Work to do
Find the string "按要求作答" in the data, then copy every line where it is found.

|---|

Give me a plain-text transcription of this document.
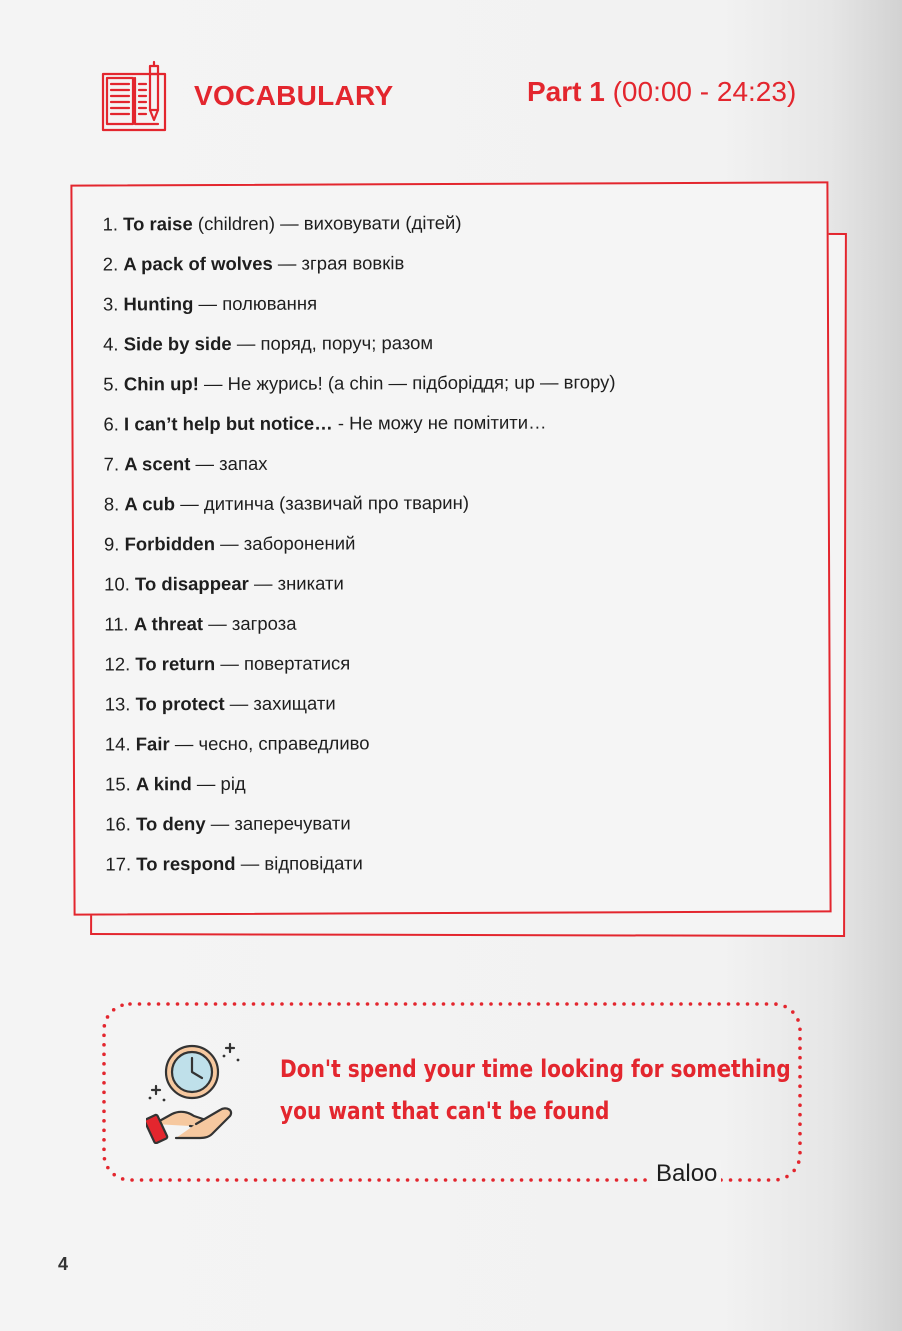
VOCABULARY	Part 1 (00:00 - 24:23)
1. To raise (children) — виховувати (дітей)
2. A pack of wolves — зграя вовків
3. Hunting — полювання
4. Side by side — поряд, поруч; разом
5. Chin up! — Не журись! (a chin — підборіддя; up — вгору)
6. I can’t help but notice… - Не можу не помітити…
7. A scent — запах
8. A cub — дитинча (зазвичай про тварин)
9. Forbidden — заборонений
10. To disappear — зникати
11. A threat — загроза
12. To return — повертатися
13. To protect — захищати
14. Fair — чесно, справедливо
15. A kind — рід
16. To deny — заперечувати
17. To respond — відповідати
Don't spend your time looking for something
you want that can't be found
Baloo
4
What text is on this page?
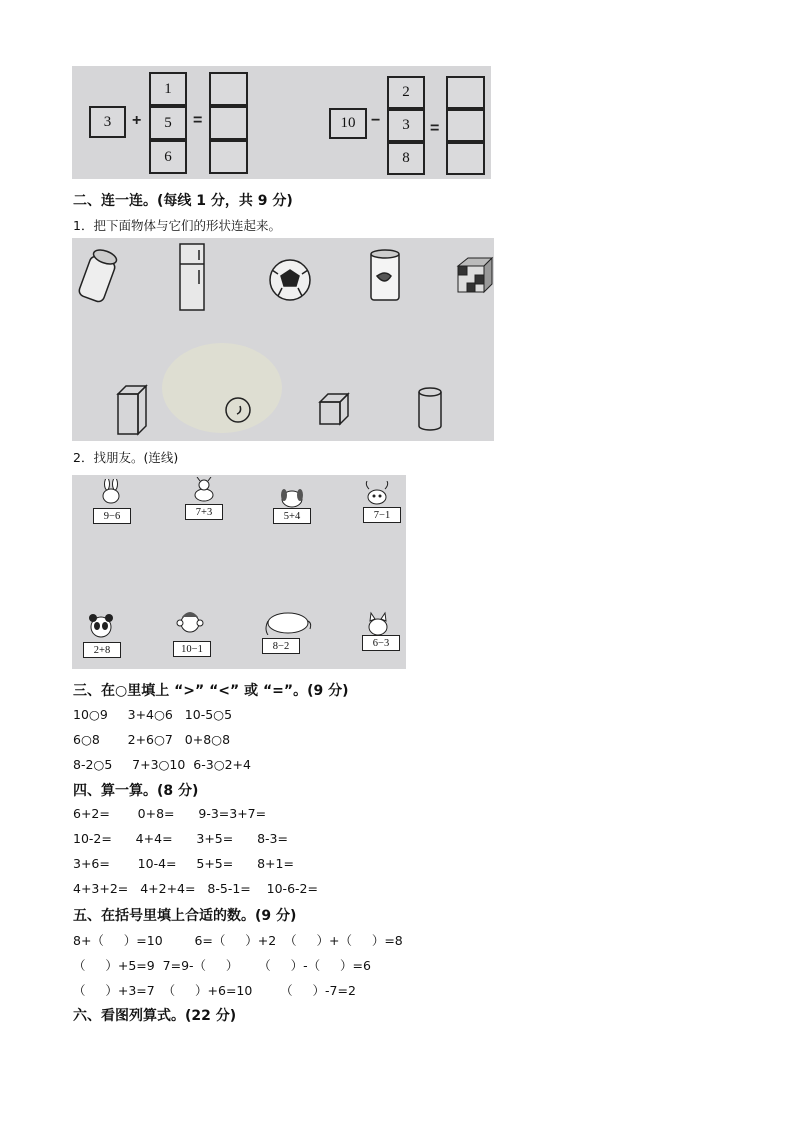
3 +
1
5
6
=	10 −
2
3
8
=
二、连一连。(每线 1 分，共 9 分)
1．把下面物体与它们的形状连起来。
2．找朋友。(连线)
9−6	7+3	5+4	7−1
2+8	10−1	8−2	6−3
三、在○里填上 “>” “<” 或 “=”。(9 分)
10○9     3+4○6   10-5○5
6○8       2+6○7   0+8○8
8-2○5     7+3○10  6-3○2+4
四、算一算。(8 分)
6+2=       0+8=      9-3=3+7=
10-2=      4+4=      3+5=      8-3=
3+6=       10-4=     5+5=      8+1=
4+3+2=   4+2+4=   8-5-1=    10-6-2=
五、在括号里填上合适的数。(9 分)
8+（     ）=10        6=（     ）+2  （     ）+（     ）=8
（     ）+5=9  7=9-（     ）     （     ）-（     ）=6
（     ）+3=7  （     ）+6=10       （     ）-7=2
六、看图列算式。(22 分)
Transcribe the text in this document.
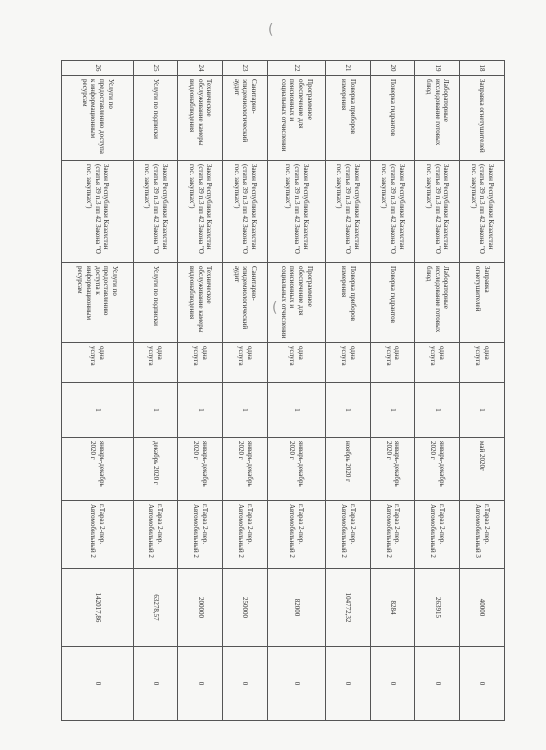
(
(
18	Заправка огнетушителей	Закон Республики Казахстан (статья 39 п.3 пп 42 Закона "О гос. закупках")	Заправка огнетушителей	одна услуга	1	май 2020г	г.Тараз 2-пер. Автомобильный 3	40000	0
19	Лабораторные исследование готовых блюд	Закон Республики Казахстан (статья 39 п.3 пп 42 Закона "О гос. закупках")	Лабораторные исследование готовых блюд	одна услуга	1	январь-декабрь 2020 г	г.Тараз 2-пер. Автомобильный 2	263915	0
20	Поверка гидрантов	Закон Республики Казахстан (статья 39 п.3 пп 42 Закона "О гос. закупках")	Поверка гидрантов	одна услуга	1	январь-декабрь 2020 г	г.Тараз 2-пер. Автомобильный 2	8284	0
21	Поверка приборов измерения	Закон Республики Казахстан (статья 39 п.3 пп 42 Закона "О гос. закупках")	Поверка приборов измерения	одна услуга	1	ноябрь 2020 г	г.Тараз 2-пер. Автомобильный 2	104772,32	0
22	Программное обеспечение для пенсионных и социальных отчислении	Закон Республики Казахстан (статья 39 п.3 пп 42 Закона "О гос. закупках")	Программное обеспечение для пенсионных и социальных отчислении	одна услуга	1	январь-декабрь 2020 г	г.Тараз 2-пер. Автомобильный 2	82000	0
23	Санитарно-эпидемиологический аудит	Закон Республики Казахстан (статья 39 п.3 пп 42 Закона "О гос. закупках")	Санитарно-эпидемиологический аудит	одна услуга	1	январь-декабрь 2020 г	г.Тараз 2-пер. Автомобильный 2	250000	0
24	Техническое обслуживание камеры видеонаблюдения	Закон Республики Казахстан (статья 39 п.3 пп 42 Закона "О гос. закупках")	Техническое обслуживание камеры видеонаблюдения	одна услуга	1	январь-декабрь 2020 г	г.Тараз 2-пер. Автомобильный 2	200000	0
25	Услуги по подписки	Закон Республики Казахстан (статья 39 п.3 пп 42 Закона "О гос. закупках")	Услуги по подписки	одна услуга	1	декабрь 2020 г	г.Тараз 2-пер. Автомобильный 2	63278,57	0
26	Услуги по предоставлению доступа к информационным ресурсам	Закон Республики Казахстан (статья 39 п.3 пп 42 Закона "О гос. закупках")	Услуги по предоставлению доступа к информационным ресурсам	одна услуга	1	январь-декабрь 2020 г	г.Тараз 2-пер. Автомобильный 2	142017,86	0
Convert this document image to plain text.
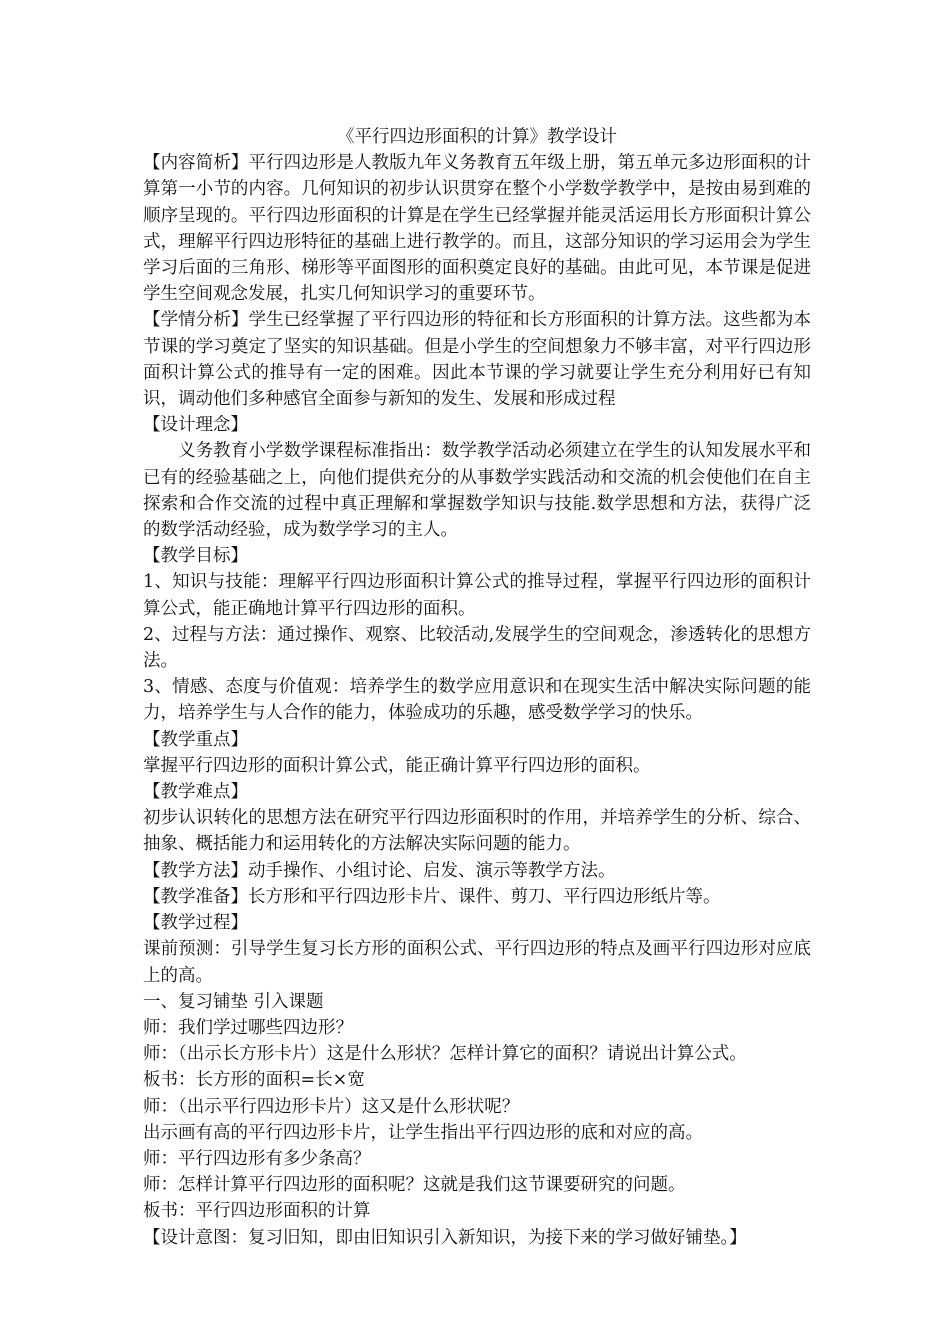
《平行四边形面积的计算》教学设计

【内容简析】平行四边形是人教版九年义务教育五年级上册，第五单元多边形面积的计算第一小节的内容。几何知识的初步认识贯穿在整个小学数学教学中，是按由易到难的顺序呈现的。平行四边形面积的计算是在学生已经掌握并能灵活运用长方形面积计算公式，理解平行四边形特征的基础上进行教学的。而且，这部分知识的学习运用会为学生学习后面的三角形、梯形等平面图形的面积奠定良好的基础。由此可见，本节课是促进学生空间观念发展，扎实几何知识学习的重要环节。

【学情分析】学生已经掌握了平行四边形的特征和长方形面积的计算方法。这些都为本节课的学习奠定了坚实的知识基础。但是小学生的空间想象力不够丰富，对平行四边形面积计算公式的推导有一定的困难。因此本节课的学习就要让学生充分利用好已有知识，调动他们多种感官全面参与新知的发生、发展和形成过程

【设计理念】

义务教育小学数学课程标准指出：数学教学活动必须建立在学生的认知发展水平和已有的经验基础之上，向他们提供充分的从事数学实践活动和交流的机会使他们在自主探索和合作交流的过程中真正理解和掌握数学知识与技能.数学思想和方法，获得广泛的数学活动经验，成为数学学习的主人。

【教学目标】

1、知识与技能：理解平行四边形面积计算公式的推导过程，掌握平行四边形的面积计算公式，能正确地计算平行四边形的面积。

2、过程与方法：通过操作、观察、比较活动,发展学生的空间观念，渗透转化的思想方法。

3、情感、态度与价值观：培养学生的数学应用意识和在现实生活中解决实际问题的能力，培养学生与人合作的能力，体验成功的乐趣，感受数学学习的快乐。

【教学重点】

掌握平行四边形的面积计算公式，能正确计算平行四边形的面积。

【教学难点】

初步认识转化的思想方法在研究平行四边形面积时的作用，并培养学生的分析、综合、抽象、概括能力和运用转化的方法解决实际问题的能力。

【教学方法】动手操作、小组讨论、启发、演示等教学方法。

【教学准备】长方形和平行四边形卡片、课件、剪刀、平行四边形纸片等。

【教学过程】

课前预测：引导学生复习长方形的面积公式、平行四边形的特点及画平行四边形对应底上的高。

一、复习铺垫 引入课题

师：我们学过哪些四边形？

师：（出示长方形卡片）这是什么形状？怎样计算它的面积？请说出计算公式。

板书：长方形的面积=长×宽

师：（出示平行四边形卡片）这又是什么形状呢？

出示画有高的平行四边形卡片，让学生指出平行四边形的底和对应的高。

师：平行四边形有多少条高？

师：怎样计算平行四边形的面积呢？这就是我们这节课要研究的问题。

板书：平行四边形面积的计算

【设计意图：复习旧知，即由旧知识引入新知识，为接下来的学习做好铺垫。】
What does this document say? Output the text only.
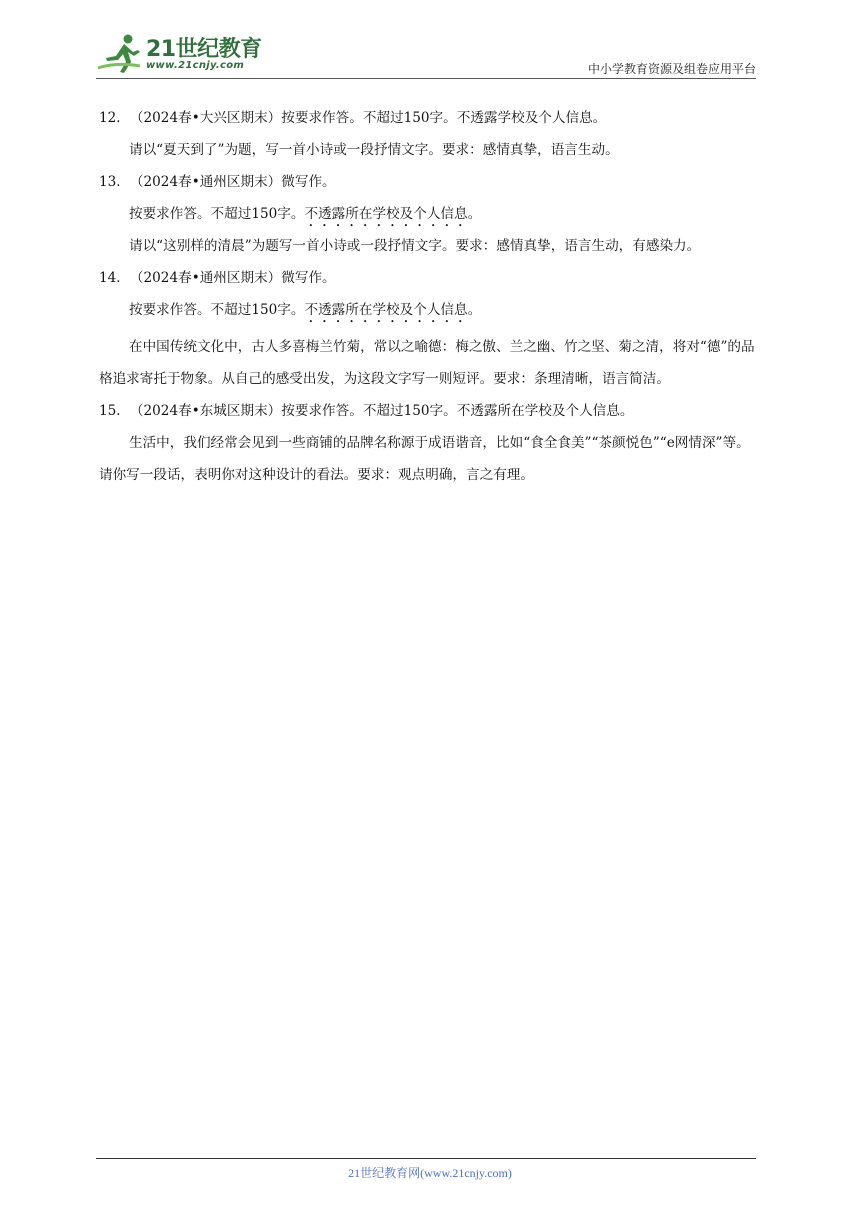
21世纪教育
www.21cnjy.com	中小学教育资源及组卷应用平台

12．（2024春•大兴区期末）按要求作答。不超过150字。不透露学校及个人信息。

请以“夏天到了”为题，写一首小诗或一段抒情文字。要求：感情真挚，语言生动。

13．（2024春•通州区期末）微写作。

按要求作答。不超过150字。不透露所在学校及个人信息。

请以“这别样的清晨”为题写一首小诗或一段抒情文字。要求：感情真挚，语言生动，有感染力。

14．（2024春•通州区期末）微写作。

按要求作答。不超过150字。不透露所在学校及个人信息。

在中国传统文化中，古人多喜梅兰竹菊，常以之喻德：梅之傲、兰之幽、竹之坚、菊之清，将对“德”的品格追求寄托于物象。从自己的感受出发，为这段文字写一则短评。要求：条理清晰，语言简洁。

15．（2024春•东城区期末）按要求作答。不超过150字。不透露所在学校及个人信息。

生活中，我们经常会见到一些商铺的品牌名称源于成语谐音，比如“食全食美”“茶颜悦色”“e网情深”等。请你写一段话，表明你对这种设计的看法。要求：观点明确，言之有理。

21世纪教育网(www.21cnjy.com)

|---|

Result of the exercise
12．（2024春•大兴区期末）按要求作答。不超过150字。不透露学校及个人信息。
按要求作答。不超过150字。不透露所在学校及个人信息。
按要求作答。不超过150字。不透露所在学校及个人信息。
15．（2024春•东城区期末）按要求作答。不超过150字。不透露所在学校及个人信息。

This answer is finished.